_Exercise description_
Please print all of the material below, word for word.

[Entries taken from a collection]

= = = = = = =

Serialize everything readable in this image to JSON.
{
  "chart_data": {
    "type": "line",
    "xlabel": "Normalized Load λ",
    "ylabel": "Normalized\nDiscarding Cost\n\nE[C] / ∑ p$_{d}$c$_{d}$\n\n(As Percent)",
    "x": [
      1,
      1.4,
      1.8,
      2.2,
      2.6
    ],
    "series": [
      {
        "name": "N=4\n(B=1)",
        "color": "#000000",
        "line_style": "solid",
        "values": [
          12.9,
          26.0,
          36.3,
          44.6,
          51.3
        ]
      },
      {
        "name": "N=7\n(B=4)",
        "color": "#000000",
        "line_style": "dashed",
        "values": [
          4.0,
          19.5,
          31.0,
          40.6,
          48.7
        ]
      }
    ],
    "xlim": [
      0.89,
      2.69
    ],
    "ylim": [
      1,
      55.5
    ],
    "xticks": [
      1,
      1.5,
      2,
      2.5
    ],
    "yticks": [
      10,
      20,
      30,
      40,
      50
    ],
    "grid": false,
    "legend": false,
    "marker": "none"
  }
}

= = = = = = =

_Written answer_
Serialize everything readable in this image to JSON.
{
  "chart_data": {
    "type": "line",
    "xlabel": "Normalized Load λ",
    "ylabel": "Normalized\nDiscarding Cost\n\nE[C] / ∑ p$_{d}$c$_{d}$\n\n(As Percent)",
    "x": [
      1,
      1.4,
      1.8,
      2.2,
      2.6
    ],
    "series": [
      {
        "name": "N=4\n(B=1)",
        "color": "#000000",
        "line_style": "solid",
        "values": [
          12.9,
          26.0,
          36.3,
          44.6,
          51.3
        ]
      },
      {
        "name": "N=7\n(B=4)",
        "color": "#000000",
        "line_style": "dashed",
        "values": [
          4.0,
          19.5,
          31.0,
          40.6,
          48.7
        ]
      }
    ],
    "xlim": [
      0.89,
      2.69
    ],
    "ylim": [
      1,
      55.5
    ],
    "xticks": [
      1,
      1.5,
      2,
      2.5
    ],
    "yticks": [
      10,
      20,
      30,
      40,
      50
    ],
    "grid": false,
    "legend": false,
    "marker": "none"
  }
}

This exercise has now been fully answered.